** start Given data **

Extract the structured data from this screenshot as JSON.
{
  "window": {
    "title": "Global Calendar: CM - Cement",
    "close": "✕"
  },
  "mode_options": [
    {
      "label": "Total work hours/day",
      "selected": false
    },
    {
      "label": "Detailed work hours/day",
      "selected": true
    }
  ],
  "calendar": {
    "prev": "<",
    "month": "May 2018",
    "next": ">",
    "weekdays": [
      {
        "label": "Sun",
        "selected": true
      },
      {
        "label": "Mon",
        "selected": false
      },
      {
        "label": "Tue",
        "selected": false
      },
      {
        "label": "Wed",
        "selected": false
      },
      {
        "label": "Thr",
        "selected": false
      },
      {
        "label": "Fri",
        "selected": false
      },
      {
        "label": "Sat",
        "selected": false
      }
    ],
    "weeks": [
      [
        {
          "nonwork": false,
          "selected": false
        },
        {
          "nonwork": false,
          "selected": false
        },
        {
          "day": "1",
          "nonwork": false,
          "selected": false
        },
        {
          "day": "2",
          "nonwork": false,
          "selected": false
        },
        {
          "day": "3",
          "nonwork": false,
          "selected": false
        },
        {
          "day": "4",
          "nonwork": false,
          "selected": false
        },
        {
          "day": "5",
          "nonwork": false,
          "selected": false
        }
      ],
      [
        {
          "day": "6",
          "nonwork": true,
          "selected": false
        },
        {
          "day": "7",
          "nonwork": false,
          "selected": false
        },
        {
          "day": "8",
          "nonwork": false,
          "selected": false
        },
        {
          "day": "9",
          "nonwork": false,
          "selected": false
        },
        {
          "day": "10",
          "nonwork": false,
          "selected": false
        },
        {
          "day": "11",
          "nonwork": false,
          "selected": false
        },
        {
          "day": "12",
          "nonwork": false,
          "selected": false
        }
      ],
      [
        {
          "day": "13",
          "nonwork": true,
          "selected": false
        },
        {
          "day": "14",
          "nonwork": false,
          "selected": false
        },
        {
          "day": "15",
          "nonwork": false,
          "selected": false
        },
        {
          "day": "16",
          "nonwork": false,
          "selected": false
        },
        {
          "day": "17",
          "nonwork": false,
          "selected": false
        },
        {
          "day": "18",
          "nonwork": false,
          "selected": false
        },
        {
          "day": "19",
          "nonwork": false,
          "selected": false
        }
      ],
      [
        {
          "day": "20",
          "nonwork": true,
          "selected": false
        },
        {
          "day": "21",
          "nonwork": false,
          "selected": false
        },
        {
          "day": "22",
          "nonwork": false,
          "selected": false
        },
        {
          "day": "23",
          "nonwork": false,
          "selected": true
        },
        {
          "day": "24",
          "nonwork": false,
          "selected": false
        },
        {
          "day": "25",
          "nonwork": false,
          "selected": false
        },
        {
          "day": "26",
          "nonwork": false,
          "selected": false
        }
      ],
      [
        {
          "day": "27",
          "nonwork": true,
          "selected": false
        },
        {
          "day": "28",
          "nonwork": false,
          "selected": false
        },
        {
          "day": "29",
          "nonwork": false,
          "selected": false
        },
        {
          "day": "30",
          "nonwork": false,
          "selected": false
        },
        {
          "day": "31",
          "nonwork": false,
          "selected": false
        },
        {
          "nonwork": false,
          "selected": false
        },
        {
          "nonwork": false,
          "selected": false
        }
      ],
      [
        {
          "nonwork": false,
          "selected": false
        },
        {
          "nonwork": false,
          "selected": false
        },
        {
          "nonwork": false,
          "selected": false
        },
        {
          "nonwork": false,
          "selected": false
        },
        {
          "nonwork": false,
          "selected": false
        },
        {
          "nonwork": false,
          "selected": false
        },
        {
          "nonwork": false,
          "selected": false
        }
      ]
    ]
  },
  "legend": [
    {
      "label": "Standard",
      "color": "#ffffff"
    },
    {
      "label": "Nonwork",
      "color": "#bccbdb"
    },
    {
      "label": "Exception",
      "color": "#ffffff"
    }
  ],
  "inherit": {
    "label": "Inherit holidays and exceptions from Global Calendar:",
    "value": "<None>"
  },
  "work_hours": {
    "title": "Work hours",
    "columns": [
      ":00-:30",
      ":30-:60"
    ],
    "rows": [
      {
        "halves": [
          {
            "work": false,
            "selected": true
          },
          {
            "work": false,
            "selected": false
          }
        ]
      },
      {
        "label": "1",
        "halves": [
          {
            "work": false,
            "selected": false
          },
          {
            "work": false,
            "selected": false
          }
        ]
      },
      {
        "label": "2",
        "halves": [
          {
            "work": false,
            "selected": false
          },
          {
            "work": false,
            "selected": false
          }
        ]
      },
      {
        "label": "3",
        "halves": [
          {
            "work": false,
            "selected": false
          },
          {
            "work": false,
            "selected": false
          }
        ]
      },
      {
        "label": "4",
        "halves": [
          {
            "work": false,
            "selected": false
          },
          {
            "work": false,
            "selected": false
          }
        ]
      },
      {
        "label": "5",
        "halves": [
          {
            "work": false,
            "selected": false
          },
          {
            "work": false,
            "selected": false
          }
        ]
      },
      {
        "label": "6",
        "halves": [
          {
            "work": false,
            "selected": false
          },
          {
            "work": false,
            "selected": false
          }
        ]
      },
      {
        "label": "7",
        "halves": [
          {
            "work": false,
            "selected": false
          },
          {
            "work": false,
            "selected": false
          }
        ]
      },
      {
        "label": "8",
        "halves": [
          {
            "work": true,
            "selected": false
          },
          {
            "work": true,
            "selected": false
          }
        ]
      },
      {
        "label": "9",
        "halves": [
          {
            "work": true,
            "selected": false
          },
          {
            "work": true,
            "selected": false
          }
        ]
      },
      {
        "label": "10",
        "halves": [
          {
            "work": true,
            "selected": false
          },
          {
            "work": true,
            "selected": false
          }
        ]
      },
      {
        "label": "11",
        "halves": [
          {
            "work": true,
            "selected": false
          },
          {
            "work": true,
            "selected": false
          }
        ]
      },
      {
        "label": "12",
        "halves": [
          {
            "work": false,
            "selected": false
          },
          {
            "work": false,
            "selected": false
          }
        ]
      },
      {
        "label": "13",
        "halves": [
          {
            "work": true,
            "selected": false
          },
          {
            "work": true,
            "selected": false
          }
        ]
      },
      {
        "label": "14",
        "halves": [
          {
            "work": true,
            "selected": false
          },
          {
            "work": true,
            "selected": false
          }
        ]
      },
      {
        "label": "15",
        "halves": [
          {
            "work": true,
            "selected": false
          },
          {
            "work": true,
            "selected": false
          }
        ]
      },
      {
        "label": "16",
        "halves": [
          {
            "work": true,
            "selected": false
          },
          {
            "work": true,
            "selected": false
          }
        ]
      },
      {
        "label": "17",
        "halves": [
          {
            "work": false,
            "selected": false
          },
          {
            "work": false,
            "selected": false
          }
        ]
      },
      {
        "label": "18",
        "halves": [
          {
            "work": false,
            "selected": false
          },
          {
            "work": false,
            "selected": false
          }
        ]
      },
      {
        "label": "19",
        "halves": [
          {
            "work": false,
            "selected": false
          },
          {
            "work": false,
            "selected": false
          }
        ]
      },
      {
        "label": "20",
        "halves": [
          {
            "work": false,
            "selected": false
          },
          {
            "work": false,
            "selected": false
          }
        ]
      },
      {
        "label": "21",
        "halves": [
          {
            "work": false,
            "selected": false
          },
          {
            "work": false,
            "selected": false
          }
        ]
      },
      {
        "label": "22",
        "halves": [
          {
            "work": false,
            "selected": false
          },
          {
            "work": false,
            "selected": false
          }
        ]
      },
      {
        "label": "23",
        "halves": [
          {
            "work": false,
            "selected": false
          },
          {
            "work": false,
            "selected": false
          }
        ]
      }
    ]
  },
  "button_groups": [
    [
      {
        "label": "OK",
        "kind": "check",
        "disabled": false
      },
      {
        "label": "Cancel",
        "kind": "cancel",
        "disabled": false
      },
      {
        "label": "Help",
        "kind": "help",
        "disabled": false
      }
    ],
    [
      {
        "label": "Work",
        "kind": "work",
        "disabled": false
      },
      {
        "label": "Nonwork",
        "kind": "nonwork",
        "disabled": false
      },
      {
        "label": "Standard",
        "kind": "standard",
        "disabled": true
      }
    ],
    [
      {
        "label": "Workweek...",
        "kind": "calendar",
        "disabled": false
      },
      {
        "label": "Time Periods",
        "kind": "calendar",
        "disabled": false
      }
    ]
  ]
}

** end Given data **

Track down the lines that include the word "title" and copy them.

- **Output**:
    "title": "Global Calendar: CM - Cement",
    "title": "Work hours",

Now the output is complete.